Extracts from a graphics dataset:
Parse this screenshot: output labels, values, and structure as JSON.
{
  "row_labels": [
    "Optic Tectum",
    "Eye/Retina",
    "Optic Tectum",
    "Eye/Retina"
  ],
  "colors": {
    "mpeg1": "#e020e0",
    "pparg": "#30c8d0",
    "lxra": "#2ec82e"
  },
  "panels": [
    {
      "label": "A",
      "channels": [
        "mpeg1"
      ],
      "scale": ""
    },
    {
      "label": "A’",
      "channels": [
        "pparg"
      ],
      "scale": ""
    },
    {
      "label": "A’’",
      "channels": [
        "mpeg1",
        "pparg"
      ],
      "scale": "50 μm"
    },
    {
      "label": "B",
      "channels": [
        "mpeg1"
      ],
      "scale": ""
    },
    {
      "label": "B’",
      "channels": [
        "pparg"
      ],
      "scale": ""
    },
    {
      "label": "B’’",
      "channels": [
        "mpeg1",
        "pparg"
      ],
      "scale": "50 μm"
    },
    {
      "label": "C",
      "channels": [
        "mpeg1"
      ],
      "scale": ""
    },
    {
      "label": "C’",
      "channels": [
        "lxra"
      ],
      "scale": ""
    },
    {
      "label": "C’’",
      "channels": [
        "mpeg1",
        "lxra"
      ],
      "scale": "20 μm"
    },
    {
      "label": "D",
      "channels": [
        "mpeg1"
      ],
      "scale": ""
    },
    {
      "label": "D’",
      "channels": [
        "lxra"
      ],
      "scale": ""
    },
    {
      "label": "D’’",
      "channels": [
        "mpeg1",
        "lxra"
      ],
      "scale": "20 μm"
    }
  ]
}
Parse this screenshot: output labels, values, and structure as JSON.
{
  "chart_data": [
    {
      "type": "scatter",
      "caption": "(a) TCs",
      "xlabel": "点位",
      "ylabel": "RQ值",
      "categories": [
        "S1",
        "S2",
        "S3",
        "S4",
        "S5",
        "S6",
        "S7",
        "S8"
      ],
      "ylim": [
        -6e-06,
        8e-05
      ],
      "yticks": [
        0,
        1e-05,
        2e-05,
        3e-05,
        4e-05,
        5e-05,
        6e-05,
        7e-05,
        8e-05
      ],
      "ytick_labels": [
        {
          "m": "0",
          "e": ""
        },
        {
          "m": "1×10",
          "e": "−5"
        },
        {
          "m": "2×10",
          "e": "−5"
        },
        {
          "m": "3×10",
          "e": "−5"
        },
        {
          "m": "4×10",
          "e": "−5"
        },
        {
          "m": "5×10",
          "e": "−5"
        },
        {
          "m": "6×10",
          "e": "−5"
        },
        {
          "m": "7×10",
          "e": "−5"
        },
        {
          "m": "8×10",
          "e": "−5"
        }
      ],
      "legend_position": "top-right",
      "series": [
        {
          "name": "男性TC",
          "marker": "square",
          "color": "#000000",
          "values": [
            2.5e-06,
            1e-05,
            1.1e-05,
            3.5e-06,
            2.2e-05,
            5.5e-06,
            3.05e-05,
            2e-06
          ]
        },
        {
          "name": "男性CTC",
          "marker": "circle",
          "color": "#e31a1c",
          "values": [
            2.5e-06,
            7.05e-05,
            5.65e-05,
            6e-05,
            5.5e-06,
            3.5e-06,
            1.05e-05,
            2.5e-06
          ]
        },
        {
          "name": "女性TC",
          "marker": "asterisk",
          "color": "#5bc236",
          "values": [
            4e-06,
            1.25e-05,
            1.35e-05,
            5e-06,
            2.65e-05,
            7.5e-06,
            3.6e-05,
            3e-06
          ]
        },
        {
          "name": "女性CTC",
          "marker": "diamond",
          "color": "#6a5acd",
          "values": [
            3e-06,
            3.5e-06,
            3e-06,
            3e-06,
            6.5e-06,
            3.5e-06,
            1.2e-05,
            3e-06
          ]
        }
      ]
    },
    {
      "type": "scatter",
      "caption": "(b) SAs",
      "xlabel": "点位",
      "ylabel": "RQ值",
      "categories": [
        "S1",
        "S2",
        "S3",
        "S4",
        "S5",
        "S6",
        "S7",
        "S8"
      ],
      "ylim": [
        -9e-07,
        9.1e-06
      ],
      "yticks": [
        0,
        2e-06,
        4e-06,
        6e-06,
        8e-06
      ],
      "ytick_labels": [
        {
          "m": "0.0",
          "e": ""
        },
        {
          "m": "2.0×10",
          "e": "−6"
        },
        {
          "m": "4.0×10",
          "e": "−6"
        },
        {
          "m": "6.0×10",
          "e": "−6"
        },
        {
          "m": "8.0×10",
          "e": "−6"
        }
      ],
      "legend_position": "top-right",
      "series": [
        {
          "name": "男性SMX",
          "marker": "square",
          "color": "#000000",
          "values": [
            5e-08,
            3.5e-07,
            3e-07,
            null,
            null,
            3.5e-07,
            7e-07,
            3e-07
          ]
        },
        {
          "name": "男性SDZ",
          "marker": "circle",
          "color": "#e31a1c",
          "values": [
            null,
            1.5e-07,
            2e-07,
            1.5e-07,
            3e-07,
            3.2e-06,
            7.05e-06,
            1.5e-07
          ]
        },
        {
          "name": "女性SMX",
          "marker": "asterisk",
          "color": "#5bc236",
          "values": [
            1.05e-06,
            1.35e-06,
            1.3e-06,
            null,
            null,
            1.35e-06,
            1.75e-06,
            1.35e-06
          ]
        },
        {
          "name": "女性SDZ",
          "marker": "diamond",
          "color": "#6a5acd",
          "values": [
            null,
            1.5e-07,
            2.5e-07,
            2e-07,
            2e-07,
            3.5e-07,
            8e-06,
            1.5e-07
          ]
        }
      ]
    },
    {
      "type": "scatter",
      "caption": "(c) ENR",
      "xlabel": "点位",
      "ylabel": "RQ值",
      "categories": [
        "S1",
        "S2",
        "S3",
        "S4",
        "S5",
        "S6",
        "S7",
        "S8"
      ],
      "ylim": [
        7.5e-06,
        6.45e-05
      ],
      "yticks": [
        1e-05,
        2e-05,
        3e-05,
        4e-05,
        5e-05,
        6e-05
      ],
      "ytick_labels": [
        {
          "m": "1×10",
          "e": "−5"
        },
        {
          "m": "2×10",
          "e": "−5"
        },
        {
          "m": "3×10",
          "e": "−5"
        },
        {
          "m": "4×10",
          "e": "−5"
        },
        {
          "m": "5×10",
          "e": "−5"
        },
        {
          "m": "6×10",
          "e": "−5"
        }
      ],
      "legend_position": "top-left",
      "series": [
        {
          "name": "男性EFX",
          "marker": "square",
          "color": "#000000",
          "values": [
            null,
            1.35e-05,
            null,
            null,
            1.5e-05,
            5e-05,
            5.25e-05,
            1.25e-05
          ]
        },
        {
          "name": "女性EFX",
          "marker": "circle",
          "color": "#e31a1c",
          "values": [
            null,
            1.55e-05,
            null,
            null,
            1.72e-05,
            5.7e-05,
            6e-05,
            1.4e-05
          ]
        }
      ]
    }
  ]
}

GOAL: Transcribe all of the entries without altering anything.

FINISHED EXERCISE:
Parse this screenshot: output labels, values, and structure as JSON.
{
  "row_labels": [
    "Optic Tectum",
    "Eye/Retina",
    "Optic Tectum",
    "Eye/Retina"
  ],
  "colors": {
    "mpeg1": "#e020e0",
    "pparg": "#30c8d0",
    "lxra": "#2ec82e"
  },
  "panels": [
    {
      "label": "A",
      "channels": [
        "mpeg1"
      ],
      "scale": ""
    },
    {
      "label": "A’",
      "channels": [
        "pparg"
      ],
      "scale": ""
    },
    {
      "label": "A’’",
      "channels": [
        "mpeg1",
        "pparg"
      ],
      "scale": "50 μm"
    },
    {
      "label": "B",
      "channels": [
        "mpeg1"
      ],
      "scale": ""
    },
    {
      "label": "B’",
      "channels": [
        "pparg"
      ],
      "scale": ""
    },
    {
      "label": "B’’",
      "channels": [
        "mpeg1",
        "pparg"
      ],
      "scale": "50 μm"
    },
    {
      "label": "C",
      "channels": [
        "mpeg1"
      ],
      "scale": ""
    },
    {
      "label": "C’",
      "channels": [
        "lxra"
      ],
      "scale": ""
    },
    {
      "label": "C’’",
      "channels": [
        "mpeg1",
        "lxra"
      ],
      "scale": "20 μm"
    },
    {
      "label": "D",
      "channels": [
        "mpeg1"
      ],
      "scale": ""
    },
    {
      "label": "D’",
      "channels": [
        "lxra"
      ],
      "scale": ""
    },
    {
      "label": "D’’",
      "channels": [
        "mpeg1",
        "lxra"
      ],
      "scale": "20 μm"
    }
  ]
}
Parse this screenshot: output labels, values, and structure as JSON.
{
  "chart_data": [
    {
      "type": "scatter",
      "caption": "(a) TCs",
      "xlabel": "点位",
      "ylabel": "RQ值",
      "categories": [
        "S1",
        "S2",
        "S3",
        "S4",
        "S5",
        "S6",
        "S7",
        "S8"
      ],
      "ylim": [
        -6e-06,
        8e-05
      ],
      "yticks": [
        0,
        1e-05,
        2e-05,
        3e-05,
        4e-05,
        5e-05,
        6e-05,
        7e-05,
        8e-05
      ],
      "ytick_labels": [
        {
          "m": "0",
          "e": ""
        },
        {
          "m": "1×10",
          "e": "−5"
        },
        {
          "m": "2×10",
          "e": "−5"
        },
        {
          "m": "3×10",
          "e": "−5"
        },
        {
          "m": "4×10",
          "e": "−5"
        },
        {
          "m": "5×10",
          "e": "−5"
        },
        {
          "m": "6×10",
          "e": "−5"
        },
        {
          "m": "7×10",
          "e": "−5"
        },
        {
          "m": "8×10",
          "e": "−5"
        }
      ],
      "legend_position": "top-right",
      "series": [
        {
          "name": "男性TC",
          "marker": "square",
          "color": "#000000",
          "values": [
            2.5e-06,
            1e-05,
            1.1e-05,
            3.5e-06,
            2.2e-05,
            5.5e-06,
            3.05e-05,
            2e-06
          ]
        },
        {
          "name": "男性CTC",
          "marker": "circle",
          "color": "#e31a1c",
          "values": [
            2.5e-06,
            7.05e-05,
            5.65e-05,
            6e-05,
            5.5e-06,
            3.5e-06,
            1.05e-05,
            2.5e-06
          ]
        },
        {
          "name": "女性TC",
          "marker": "asterisk",
          "color": "#5bc236",
          "values": [
            4e-06,
            1.25e-05,
            1.35e-05,
            5e-06,
            2.65e-05,
            7.5e-06,
            3.6e-05,
            3e-06
          ]
        },
        {
          "name": "女性CTC",
          "marker": "diamond",
          "color": "#6a5acd",
          "values": [
            3e-06,
            3.5e-06,
            3e-06,
            3e-06,
            6.5e-06,
            3.5e-06,
            1.2e-05,
            3e-06
          ]
        }
      ]
    },
    {
      "type": "scatter",
      "caption": "(b) SAs",
      "xlabel": "点位",
      "ylabel": "RQ值",
      "categories": [
        "S1",
        "S2",
        "S3",
        "S4",
        "S5",
        "S6",
        "S7",
        "S8"
      ],
      "ylim": [
        -9e-07,
        9.1e-06
      ],
      "yticks": [
        0,
        2e-06,
        4e-06,
        6e-06,
        8e-06
      ],
      "ytick_labels": [
        {
          "m": "0.0",
          "e": ""
        },
        {
          "m": "2.0×10",
          "e": "−6"
        },
        {
          "m": "4.0×10",
          "e": "−6"
        },
        {
          "m": "6.0×10",
          "e": "−6"
        },
        {
          "m": "8.0×10",
          "e": "−6"
        }
      ],
      "legend_position": "top-right",
      "series": [
        {
          "name": "男性SMX",
          "marker": "square",
          "color": "#000000",
          "values": [
            5e-08,
            3.5e-07,
            3e-07,
            null,
            null,
            3.5e-07,
            7e-07,
            3e-07
          ]
        },
        {
          "name": "男性SDZ",
          "marker": "circle",
          "color": "#e31a1c",
          "values": [
            null,
            1.5e-07,
            2e-07,
            1.5e-07,
            3e-07,
            3.2e-06,
            7.05e-06,
            1.5e-07
          ]
        },
        {
          "name": "女性SMX",
          "marker": "asterisk",
          "color": "#5bc236",
          "values": [
            1.05e-06,
            1.35e-06,
            1.3e-06,
            null,
            null,
            1.35e-06,
            1.75e-06,
            1.35e-06
          ]
        },
        {
          "name": "女性SDZ",
          "marker": "diamond",
          "color": "#6a5acd",
          "values": [
            null,
            1.5e-07,
            2.5e-07,
            2e-07,
            2e-07,
            3.5e-07,
            8e-06,
            1.5e-07
          ]
        }
      ]
    },
    {
      "type": "scatter",
      "caption": "(c) ENR",
      "xlabel": "点位",
      "ylabel": "RQ值",
      "categories": [
        "S1",
        "S2",
        "S3",
        "S4",
        "S5",
        "S6",
        "S7",
        "S8"
      ],
      "ylim": [
        7.5e-06,
        6.45e-05
      ],
      "yticks": [
        1e-05,
        2e-05,
        3e-05,
        4e-05,
        5e-05,
        6e-05
      ],
      "ytick_labels": [
        {
          "m": "1×10",
          "e": "−5"
        },
        {
          "m": "2×10",
          "e": "−5"
        },
        {
          "m": "3×10",
          "e": "−5"
        },
        {
          "m": "4×10",
          "e": "−5"
        },
        {
          "m": "5×10",
          "e": "−5"
        },
        {
          "m": "6×10",
          "e": "−5"
        }
      ],
      "legend_position": "top-left",
      "series": [
        {
          "name": "男性EFX",
          "marker": "square",
          "color": "#000000",
          "values": [
            null,
            1.35e-05,
            null,
            null,
            1.5e-05,
            5e-05,
            5.25e-05,
            1.25e-05
          ]
        },
        {
          "name": "女性EFX",
          "marker": "circle",
          "color": "#e31a1c",
          "values": [
            null,
            1.55e-05,
            null,
            null,
            1.72e-05,
            5.7e-05,
            6e-05,
            1.4e-05
          ]
        }
      ]
    }
  ]
}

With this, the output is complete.